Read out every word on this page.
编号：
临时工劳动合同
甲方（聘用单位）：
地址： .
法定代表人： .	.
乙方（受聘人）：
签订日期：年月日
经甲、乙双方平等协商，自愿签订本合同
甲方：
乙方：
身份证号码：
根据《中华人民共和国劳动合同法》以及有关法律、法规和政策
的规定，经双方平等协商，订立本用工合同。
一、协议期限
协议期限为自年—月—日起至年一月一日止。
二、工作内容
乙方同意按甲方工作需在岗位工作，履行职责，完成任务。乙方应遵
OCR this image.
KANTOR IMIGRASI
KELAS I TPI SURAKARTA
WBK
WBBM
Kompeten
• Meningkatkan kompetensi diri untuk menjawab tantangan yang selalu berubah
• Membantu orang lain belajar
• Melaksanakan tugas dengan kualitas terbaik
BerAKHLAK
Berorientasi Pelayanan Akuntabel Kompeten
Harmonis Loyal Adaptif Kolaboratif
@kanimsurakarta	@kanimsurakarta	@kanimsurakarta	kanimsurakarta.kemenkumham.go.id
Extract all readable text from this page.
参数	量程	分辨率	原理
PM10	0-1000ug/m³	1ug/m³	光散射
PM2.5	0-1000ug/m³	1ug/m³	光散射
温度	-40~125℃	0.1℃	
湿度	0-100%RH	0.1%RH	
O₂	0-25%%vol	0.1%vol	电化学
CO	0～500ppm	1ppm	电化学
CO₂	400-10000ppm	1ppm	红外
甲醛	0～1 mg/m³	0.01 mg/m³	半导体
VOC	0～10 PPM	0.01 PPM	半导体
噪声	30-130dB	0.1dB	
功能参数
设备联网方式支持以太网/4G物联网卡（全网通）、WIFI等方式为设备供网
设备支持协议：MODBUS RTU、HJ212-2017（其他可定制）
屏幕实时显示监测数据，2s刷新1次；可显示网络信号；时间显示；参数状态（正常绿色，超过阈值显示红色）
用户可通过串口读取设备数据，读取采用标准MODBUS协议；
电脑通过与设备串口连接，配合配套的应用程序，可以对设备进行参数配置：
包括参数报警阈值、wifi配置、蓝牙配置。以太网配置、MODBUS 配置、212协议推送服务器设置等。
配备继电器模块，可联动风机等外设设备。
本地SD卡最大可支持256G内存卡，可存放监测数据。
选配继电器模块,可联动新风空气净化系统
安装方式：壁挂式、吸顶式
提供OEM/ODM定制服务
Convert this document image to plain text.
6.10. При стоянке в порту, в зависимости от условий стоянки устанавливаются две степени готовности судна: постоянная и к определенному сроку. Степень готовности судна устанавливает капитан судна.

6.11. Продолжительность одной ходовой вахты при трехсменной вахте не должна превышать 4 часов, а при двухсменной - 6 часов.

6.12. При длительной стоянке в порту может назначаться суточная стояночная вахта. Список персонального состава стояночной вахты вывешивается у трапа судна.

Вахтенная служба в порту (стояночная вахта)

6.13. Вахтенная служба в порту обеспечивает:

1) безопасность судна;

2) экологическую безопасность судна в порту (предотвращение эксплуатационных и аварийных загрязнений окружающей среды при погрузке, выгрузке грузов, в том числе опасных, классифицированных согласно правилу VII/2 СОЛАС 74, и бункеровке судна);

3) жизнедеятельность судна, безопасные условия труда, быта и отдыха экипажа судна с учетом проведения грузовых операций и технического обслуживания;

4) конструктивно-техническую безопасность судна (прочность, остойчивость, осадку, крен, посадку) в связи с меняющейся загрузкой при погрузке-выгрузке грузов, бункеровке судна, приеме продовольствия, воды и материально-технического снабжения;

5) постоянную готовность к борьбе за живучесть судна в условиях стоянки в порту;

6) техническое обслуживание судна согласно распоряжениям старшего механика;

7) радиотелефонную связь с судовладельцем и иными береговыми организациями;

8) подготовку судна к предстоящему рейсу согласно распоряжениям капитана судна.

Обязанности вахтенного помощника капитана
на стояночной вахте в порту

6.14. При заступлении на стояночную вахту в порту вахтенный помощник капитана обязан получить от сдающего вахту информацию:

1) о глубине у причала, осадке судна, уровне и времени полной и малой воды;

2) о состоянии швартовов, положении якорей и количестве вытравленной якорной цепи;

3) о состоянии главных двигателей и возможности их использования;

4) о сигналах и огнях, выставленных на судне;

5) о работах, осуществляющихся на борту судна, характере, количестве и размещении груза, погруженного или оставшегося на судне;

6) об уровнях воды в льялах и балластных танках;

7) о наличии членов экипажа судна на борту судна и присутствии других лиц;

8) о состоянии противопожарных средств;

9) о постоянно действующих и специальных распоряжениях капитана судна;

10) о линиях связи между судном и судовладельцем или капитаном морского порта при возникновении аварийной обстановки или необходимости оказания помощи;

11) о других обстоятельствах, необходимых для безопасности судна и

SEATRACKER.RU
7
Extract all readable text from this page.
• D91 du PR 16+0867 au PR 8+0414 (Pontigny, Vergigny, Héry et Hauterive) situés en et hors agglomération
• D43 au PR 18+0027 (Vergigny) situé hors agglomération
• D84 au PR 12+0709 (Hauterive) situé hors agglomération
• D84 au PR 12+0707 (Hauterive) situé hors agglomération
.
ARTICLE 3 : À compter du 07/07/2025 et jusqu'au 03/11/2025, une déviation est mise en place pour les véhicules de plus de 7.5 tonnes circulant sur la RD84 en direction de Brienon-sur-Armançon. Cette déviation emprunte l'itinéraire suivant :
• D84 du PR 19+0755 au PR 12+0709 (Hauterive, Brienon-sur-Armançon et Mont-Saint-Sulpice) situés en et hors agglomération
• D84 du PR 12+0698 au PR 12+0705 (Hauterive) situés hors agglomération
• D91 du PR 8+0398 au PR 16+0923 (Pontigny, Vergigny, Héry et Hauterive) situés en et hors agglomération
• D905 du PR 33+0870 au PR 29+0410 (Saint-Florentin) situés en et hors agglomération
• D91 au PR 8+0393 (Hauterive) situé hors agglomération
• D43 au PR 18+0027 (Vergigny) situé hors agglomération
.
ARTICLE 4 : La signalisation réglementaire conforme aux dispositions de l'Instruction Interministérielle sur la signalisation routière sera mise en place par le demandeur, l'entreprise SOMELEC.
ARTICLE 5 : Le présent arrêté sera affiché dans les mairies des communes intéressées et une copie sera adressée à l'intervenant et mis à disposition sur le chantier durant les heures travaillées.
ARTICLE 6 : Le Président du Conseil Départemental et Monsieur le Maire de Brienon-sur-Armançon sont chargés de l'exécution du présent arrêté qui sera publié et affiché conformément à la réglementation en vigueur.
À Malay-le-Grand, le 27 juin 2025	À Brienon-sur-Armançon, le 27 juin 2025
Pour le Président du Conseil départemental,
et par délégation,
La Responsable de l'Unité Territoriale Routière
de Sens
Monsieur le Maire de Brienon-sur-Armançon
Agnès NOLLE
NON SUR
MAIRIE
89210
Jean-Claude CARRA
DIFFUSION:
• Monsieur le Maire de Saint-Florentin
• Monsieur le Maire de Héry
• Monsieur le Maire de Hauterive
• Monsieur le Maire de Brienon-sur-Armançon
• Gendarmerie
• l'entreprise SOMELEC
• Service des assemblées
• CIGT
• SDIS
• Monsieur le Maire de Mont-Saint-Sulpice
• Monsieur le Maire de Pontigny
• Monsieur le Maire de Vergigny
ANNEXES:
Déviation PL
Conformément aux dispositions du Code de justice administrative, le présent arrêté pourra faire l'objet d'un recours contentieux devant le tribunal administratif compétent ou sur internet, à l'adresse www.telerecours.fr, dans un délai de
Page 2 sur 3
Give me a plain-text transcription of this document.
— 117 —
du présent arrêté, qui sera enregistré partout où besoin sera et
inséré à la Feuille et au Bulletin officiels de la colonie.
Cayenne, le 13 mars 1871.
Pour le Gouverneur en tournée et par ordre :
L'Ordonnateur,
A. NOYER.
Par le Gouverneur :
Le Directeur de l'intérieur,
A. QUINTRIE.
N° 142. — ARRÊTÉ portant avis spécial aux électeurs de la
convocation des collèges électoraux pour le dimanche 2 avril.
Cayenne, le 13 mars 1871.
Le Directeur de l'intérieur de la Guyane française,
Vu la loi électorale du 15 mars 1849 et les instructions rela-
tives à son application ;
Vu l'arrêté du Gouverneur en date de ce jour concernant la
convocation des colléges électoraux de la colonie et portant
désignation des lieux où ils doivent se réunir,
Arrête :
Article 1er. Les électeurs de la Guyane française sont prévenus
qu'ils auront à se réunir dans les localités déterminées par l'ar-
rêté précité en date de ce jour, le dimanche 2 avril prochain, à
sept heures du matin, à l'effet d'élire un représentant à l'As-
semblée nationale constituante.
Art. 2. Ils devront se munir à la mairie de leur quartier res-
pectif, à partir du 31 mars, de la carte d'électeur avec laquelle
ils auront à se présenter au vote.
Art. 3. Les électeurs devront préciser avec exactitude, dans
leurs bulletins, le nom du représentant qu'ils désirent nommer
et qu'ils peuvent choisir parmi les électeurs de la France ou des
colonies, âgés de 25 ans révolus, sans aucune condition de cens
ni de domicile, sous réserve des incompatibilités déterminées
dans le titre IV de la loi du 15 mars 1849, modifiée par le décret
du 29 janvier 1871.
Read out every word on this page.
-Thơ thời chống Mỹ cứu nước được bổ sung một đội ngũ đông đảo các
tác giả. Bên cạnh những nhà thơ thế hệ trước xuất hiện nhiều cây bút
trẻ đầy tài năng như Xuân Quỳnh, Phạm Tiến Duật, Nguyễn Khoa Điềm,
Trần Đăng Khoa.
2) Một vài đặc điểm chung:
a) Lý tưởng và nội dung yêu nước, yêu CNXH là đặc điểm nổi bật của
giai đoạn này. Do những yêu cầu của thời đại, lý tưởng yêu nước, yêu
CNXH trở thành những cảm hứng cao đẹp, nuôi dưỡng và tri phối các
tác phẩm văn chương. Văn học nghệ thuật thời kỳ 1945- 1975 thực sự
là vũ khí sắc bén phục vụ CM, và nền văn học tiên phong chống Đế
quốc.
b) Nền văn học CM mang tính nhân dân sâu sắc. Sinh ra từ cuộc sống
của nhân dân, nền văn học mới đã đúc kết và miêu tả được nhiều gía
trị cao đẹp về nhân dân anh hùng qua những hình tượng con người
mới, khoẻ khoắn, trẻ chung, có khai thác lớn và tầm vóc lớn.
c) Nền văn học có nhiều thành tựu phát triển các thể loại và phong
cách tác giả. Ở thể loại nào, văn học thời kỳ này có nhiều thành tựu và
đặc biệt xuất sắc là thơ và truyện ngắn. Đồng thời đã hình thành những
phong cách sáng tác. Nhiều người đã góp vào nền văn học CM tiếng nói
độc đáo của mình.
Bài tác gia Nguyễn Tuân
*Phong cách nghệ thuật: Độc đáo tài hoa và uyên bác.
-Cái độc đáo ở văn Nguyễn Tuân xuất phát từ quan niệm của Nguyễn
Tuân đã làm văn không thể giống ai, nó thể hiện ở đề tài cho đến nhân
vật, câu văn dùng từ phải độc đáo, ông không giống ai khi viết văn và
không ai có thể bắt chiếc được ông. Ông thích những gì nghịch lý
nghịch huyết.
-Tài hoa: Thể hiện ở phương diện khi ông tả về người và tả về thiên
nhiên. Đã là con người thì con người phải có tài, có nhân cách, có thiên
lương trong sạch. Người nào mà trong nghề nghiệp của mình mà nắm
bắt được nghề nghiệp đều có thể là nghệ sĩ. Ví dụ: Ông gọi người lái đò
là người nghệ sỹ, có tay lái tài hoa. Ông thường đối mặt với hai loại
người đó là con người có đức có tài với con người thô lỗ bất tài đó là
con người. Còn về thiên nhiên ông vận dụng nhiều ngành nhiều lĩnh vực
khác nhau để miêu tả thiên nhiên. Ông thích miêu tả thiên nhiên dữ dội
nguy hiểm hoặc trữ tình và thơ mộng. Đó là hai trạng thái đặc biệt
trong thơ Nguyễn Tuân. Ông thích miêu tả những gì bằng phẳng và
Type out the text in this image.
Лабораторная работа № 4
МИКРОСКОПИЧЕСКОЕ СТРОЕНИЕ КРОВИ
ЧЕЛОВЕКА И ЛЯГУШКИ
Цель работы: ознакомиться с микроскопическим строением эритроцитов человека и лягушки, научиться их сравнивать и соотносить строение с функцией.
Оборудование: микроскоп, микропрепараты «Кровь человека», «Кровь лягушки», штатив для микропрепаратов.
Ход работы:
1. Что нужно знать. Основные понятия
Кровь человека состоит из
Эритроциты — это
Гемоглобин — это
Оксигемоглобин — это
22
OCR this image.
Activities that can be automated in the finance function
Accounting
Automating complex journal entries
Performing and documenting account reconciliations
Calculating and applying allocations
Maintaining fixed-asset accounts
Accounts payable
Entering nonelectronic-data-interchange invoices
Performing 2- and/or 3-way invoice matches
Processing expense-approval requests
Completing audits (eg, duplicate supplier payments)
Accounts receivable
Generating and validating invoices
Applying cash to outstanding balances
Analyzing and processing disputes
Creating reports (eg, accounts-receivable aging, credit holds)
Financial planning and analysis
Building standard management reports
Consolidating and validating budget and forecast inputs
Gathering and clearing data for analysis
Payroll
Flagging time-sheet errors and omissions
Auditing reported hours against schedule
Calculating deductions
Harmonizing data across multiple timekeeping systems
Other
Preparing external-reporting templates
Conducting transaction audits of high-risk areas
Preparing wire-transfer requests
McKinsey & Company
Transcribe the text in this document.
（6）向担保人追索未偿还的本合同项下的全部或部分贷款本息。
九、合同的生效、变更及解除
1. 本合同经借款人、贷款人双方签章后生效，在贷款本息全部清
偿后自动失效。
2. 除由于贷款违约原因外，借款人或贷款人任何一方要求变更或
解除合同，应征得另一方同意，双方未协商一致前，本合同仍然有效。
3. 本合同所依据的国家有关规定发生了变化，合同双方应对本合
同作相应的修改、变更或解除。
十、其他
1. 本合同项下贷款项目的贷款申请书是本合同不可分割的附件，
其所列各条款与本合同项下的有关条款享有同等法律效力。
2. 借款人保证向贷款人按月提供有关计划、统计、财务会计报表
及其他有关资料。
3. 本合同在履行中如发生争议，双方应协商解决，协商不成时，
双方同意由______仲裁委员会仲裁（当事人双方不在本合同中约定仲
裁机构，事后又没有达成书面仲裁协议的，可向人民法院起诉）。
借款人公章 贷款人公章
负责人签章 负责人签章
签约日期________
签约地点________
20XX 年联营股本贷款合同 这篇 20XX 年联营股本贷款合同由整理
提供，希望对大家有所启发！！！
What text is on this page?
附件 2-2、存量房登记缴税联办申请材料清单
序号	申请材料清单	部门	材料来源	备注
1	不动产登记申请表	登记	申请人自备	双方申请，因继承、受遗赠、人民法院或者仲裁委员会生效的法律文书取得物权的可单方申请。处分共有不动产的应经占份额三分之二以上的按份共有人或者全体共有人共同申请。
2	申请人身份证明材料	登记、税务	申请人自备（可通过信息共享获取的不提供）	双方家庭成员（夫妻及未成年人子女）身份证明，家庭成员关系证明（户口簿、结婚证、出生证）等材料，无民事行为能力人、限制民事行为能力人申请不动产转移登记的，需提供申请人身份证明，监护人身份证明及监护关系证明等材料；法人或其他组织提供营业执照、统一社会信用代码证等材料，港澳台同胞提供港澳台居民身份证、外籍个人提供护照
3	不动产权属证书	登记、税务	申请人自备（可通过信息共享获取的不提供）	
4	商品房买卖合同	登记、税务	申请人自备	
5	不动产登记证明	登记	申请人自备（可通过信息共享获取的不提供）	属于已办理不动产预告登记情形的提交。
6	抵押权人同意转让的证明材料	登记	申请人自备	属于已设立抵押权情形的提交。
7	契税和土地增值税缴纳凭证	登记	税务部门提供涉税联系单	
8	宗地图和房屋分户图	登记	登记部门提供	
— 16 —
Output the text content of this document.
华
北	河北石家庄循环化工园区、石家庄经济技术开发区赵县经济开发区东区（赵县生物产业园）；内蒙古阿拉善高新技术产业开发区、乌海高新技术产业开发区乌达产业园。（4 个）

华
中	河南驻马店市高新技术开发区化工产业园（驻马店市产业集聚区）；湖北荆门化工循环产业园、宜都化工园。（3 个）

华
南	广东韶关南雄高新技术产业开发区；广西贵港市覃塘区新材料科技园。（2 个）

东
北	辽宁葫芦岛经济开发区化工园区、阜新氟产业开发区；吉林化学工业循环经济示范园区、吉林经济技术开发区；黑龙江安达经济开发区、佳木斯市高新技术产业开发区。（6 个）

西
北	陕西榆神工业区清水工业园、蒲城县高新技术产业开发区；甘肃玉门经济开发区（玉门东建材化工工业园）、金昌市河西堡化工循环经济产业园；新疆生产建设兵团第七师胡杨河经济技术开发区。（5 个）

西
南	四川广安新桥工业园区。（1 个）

[Your instructions]:
Using the listing, copy every line where the word "вахты" shows up.

[The reply]:
6.11. Продолжительность одной ходовой вахты при трехсменной вахте не должна превышать 4 часов, а при двухсменной - 6 часов.
6.12. При длительной стоянке в порту может назначаться суточная стояночная вахта. Список персонального состава стояночной вахты вывешивается у трапа судна.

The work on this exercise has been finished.